Challenge | Determine how many lines in the entries below include "сроков". The reply should be that number and nothing else.

· · ·

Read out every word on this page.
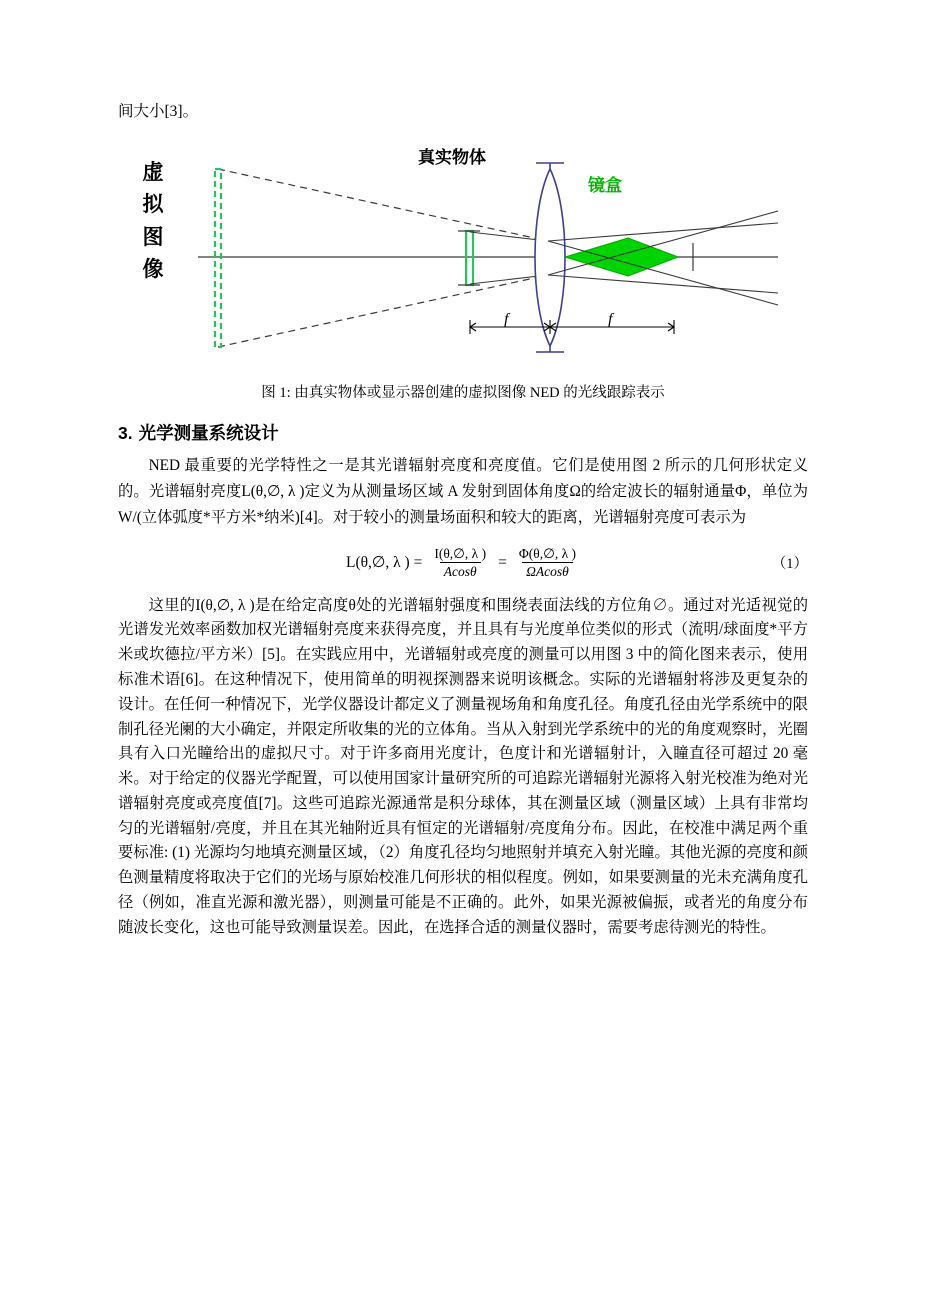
间大小[3]。

虚
拟
图
像
真实物体
镜盒
f	f

图 1: 由真实物体或显示器创建的虚拟图像 NED 的光线跟踪表示

3. 光学测量系统设计

NED 最重要的光学特性之一是其光谱辐射亮度和亮度值。它们是使用图 2 所示的几何形状定义的。光谱辐射亮度L(θ,∅, λ )定义为从测量场区域 A 发射到固体角度Ω的给定波长的辐射通量Φ，单位为 W/(立体弧度*平方米*纳米)[4]。对于较小的测量场面积和较大的距离，光谱辐射亮度可表示为

L(θ,∅, λ ) = $\frac{I(\theta,\emptyset, \lambda )}{Acos\theta} = \frac{\Phi(\theta,\emptyset, \lambda )}{\Omega Acos\theta}$	（1）

这里的I(θ,∅, λ )是在给定高度θ处的光谱辐射强度和围绕表面法线的方位角∅。通过对光适视觉的光谱发光效率函数加权光谱辐射亮度来获得亮度，并且具有与光度单位类似的形式（流明/球面度*平方米或坎德拉/平方米）[5]。在实践应用中，光谱辐射或亮度的测量可以用图 3 中的简化图来表示，使用标准术语[6]。在这种情况下，使用简单的明视探测器来说明该概念。实际的光谱辐射将涉及更复杂的设计。在任何一种情况下，光学仪器设计都定义了测量视场角和角度孔径。角度孔径由光学系统中的限制孔径光阑的大小确定，并限定所收集的光的立体角。当从入射到光学系统中的光的角度观察时，光圈具有入口光瞳给出的虚拟尺寸。对于许多商用光度计，色度计和光谱辐射计，入瞳直径可超过 20 毫米。对于给定的仪器光学配置，可以使用国家计量研究所的可追踪光谱辐射光源将入射光校准为绝对光谱辐射亮度或亮度值[7]。这些可追踪光源通常是积分球体，其在测量区域（测量区域）上具有非常均匀的光谱辐射/亮度，并且在其光轴附近具有恒定的光谱辐射/亮度角分布。因此，在校准中满足两个重要标准: (1) 光源均匀地填充测量区域，（2）角度孔径均匀地照射并填充入射光瞳。其他光源的亮度和颜色测量精度将取决于它们的光场与原始校准几何形状的相似程度。例如，如果要测量的光未充满角度孔径（例如，准直光源和激光器），则测量可能是不正确的。此外，如果光源被偏振，或者光的角度分布随波长变化，这也可能导致测量误差。因此，在选择合适的测量仪器时，需要考虑待测光的特性。
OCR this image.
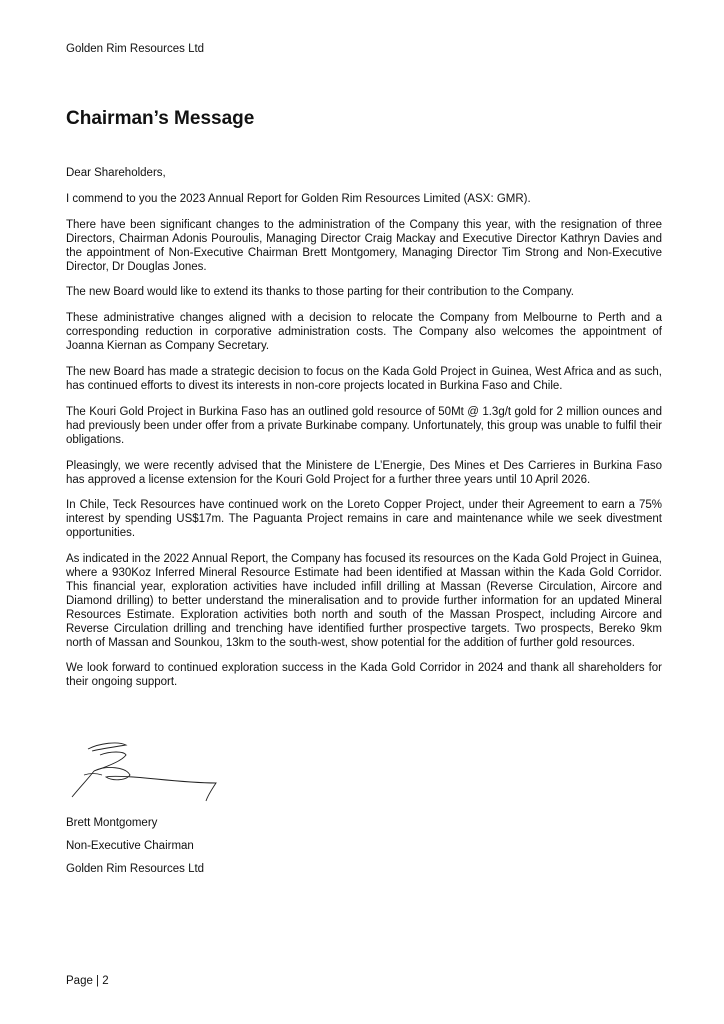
Golden Rim Resources Ltd
Chairman’s Message

Dear Shareholders,

I commend to you the 2023 Annual Report for Golden Rim Resources Limited (ASX: GMR).

There have been significant changes to the administration of the Company this year, with the resignation of three Directors, Chairman Adonis Pouroulis, Managing Director Craig Mackay and Executive Director Kathryn Davies and the appointment of Non-Executive Chairman Brett Montgomery, Managing Director Tim Strong and Non-Executive Director, Dr Douglas Jones.

The new Board would like to extend its thanks to those parting for their contribution to the Company.

These administrative changes aligned with a decision to relocate the Company from Melbourne to Perth and a corresponding reduction in corporative administration costs. The Company also welcomes the appointment of Joanna Kiernan as Company Secretary.

The new Board has made a strategic decision to focus on the Kada Gold Project in Guinea, West Africa and as such, has continued efforts to divest its interests in non-core projects located in Burkina Faso and Chile.

The Kouri Gold Project in Burkina Faso has an outlined gold resource of 50Mt @ 1.3g/t gold for 2 million ounces and had previously been under offer from a private Burkinabe company. Unfortunately, this group was unable to fulfil their obligations.

Pleasingly, we were recently advised that the Ministere de L’Energie, Des Mines et Des Carrieres in Burkina Faso has approved a license extension for the Kouri Gold Project for a further three years until 10 April 2026.

In Chile, Teck Resources have continued work on the Loreto Copper Project, under their Agreement to earn a 75% interest by spending US$17m. The Paguanta Project remains in care and maintenance while we seek divestment opportunities.

As indicated in the 2022 Annual Report, the Company has focused its resources on the Kada Gold Project in Guinea, where a 930Koz Inferred Mineral Resource Estimate had been identified at Massan within the Kada Gold Corridor. This financial year, exploration activities have included infill drilling at Massan (Reverse Circulation, Aircore and Diamond drilling) to better understand the mineralisation and to provide further information for an updated Mineral Resources Estimate. Exploration activities both north and south of the Massan Prospect, including Aircore and Reverse Circulation drilling and trenching have identified further prospective targets. Two prospects, Bereko 9km north of Massan and Sounkou, 13km to the south-west, show potential for the addition of further gold resources.

We look forward to continued exploration success in the Kada Gold Corridor in 2024 and thank all shareholders for their ongoing support.

Brett Montgomery
Non-Executive Chairman
Golden Rim Resources Ltd
Page | 2
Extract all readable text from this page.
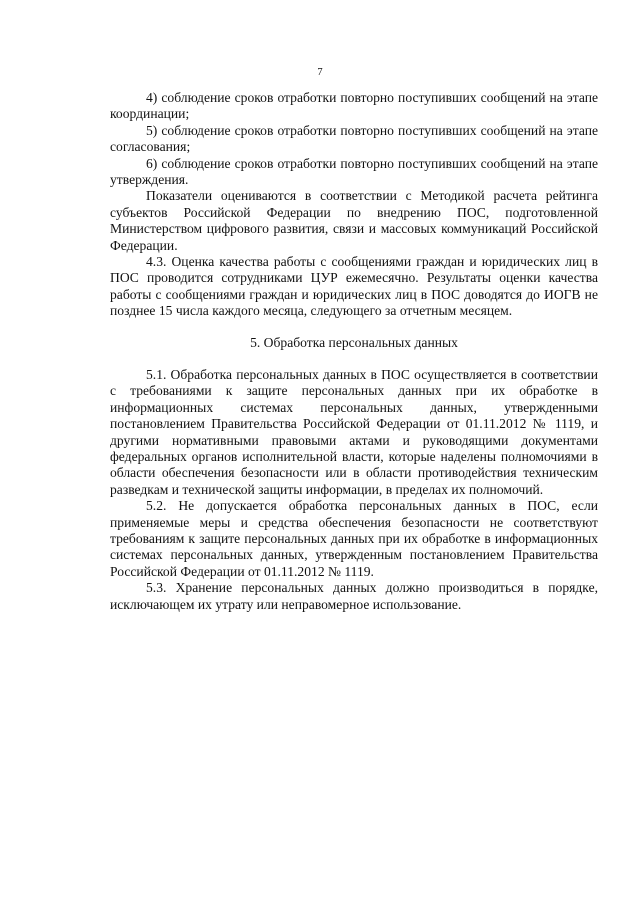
7

4) соблюдение сроков отработки повторно поступивших сообщений на этапе координации;

5) соблюдение сроков отработки повторно поступивших сообщений на этапе согласования;

6) соблюдение сроков отработки повторно поступивших сообщений на этапе утверждения.

Показатели оцениваются в соответствии с Методикой расчета рейтинга субъектов Российской Федерации по внедрению ПОС, подготовленной Министерством цифрового развития, связи и массовых коммуникаций Российской Федерации.

4.3. Оценка качества работы с сообщениями граждан и юридических лиц в ПОС проводится сотрудниками ЦУР ежемесячно. Результаты оценки качества работы с сообщениями граждан и юридических лиц в ПОС доводятся до ИОГВ не позднее 15 числа каждого месяца, следующего за отчетным месяцем.

5. Обработка персональных данных

5.1. Обработка персональных данных в ПОС осуществляется в соответствии с требованиями к защите персональных данных при их обработке в информационных системах персональных данных, утвержденными постановлением Правительства Российской Федерации от 01.11.2012 № 1119, и другими нормативными правовыми актами и руководящими документами федеральных органов исполнительной власти, которые наделены полномочиями в области обеспечения безопасности или в области противодействия техническим разведкам и технической защиты информации, в пределах их полномочий.

5.2. Не допускается обработка персональных данных в ПОС, если применяемые меры и средства обеспечения безопасности не соответствуют требованиям к защите персональных данных при их обработке в информационных системах персональных данных, утвержденным постановлением Правительства Российской Федерации от 01.11.2012 № 1119.

5.3. Хранение персональных данных должно производиться в порядке, исключающем их утрату или неправомерное использование.
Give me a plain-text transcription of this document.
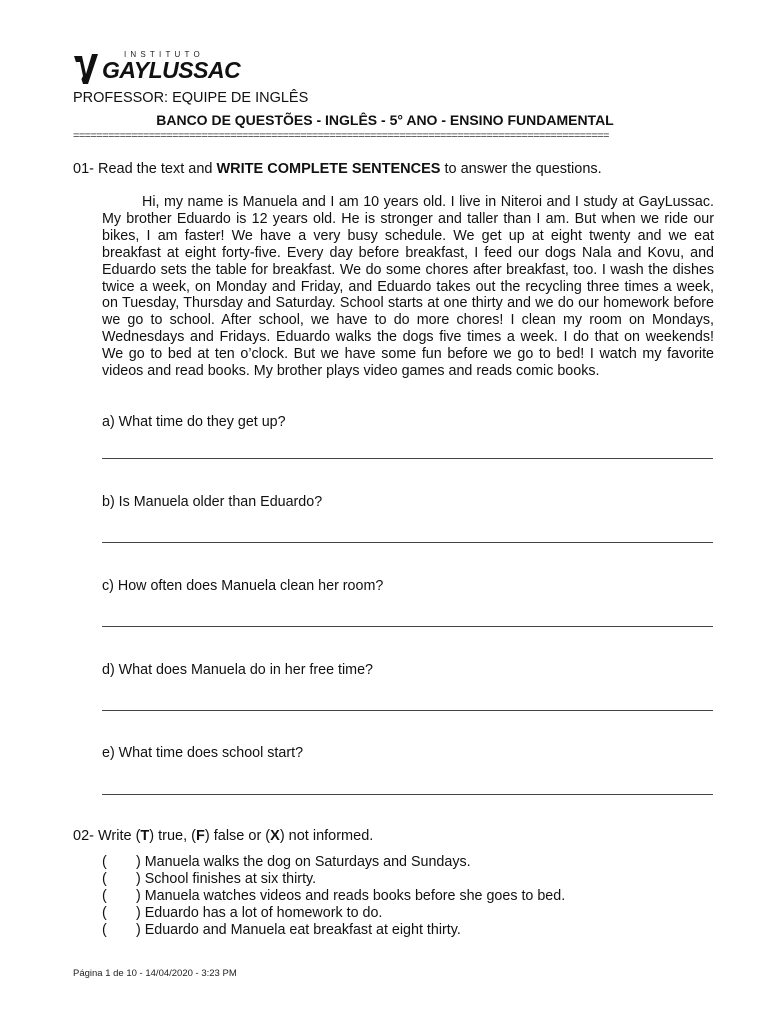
INSTITUTO
GAYLUSSAC
PROFESSOR: EQUIPE DE INGLÊS
BANCO DE QUESTÕES - INGLÊS - 5° ANO - ENSINO FUNDAMENTAL
============================================================================================
01- Read the text and WRITE COMPLETE SENTENCES to answer the questions.

Hi, my name is Manuela and I am 10 years old. I live in Niteroi and I study at GayLussac. My brother Eduardo is 12 years old. He is stronger and taller than I am. But when we ride our bikes, I am faster! We have a very busy schedule. We get up at eight twenty and we eat breakfast at eight forty-five. Every day before breakfast, I feed our dogs Nala and Kovu, and Eduardo sets the table for breakfast. We do some chores after breakfast, too. I wash the dishes twice a week, on Monday and Friday, and Eduardo takes out the recycling three times a week, on Tuesday, Thursday and Saturday. School starts at one thirty and we do our homework before we go to school. After school, we have to do more chores! I clean my room on Mondays, Wednesdays and Fridays. Eduardo walks the dogs five times a week. I do that on weekends! We go to bed at ten o’clock. But we have some fun before we go to bed! I watch my favorite videos and read books. My brother plays video games and reads comic books.

a) What time do they get up?
b) Is Manuela older than Eduardo?
c) How often does Manuela clean her room?
d) What does Manuela do in her free time?
e) What time does school start?
02- Write (T) true, (F) false or (X) not informed.
(	) Manuela walks the dog on Saturdays and Sundays.
(	) School finishes at six thirty.
(	) Manuela watches videos and reads books before she goes to bed.
(	) Eduardo has a lot of homework to do.
(	) Eduardo and Manuela eat breakfast at eight thirty.
Página 1 de 10 - 14/04/2020 - 3:23 PM
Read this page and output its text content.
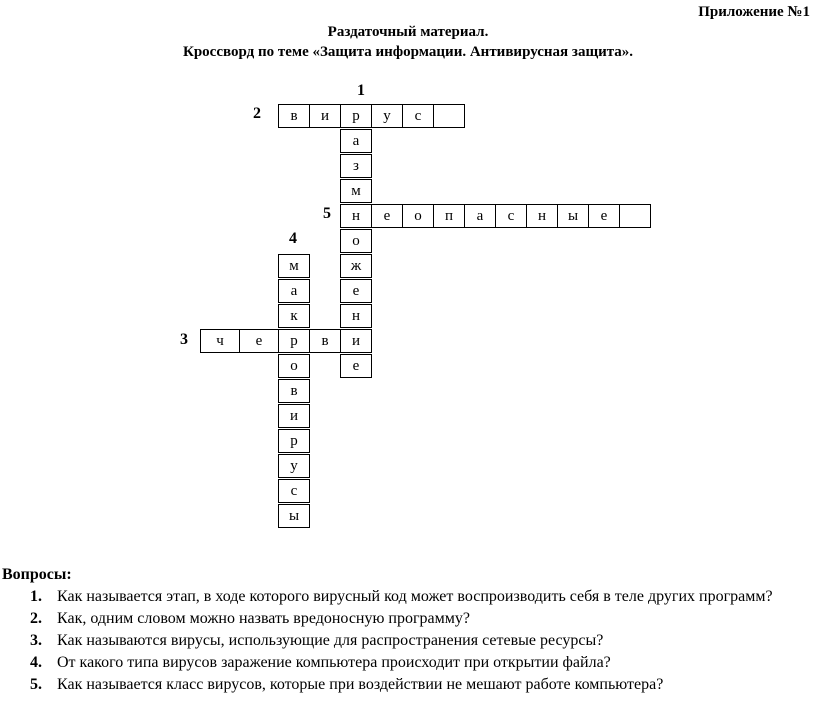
Приложение №1
Раздаточный материал.
Кроссворд по теме «Защита информации. Антивирусная защита».
1
2
3
4
5
в	и	р	у	с
а
з
м
н
о
ж
е
н
и
е
е	о	п	а	с	н	ы	е
м
а
к
р
о
в
и
р
у
с
ы
ч	е	в
Вопросы:
1. Как называется этап, в ходе которого вирусный код может воспроизводить себя в теле других программ?
2. Как, одним словом можно назвать вредоносную программу?
3. Как называются вирусы, использующие для распространения сетевые ресурсы?
4. От какого типа вирусов заражение компьютера происходит при открытии файла?
5. Как называется класс вирусов, которые при воздействии не мешают работе компьютера?
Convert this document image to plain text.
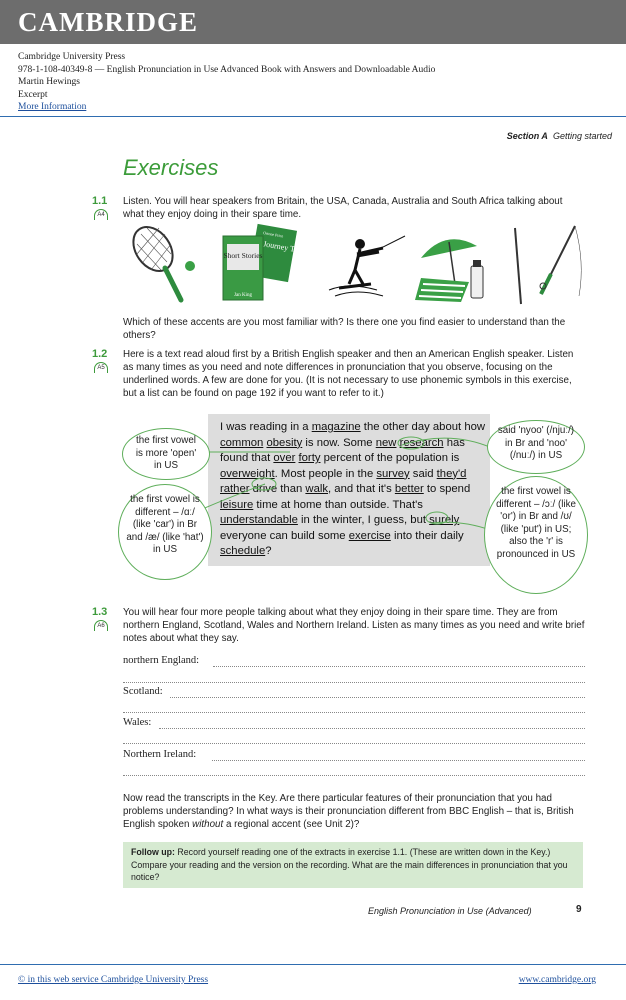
CAMBRIDGE
Cambridge University Press
978-1-108-40349-8 — English Pronunciation in Use Advanced Book with Answers and Downloadable Audio
Martin Hewings
Excerpt
More Information
Section A Getting started
Exercises
1.1
A4
Listen. You will hear speakers from Britain, the USA, Canada, Australia and South Africa talking about what they enjoy doing in their spare time.
Journey To Peace
Ortone Price
Short Stories
Jan King
Which of these accents are you most familiar with? Is there one you find easier to understand than the others?
1.2
A5
Here is a text read aloud first by a British English speaker and then an American English speaker. Listen as many times as you need and note differences in pronunciation that you observe, focusing on the underlined words. A few are done for you. (It is not necessary to use phonemic symbols in this exercise, but a list can be found on page 192 if you want to refer to it.)
I was reading in a magazine the other day about how common obesity is now. Some new research has found that over forty percent of the population is overweight. Most people in the survey said they'd rather drive than walk, and that it's better to spend leisure time at home than outside. That's understandable in the winter, I guess, but surely everyone can build some exercise into their daily schedule?
the first vowel is more 'open' in US
the first vowel is different – /ɑː/ (like 'car') in Br and /æ/ (like 'hat') in US
said 'nyoo' (/njuː/) in Br and 'noo' (/nuː/) in US
the first vowel is different – /ɔː/ (like 'or') in Br and /ʊ/ (like 'put') in US; also the 'r' is pronounced in US
1.3
A6
You will hear four more people talking about what they enjoy doing in their spare time. They are from northern England, Scotland, Wales and Northern Ireland. Listen as many times as you need and write brief notes about what they say.
northern England:
Scotland:
Wales:
Northern Ireland:
Now read the transcripts in the Key. Are there particular features of their pronunciation that you had problems understanding? In what ways is their pronunciation different from BBC English – that is, British English spoken without a regional accent (see Unit 2)?
Follow up: Record yourself reading one of the extracts in exercise 1.1. (These are written down in the Key.) Compare your reading and the version on the recording. What are the main differences in pronunciation that you notice?
English Pronunciation in Use (Advanced)	9
© in this web service Cambridge University Press	www.cambridge.org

· · ·

Output for this task | 3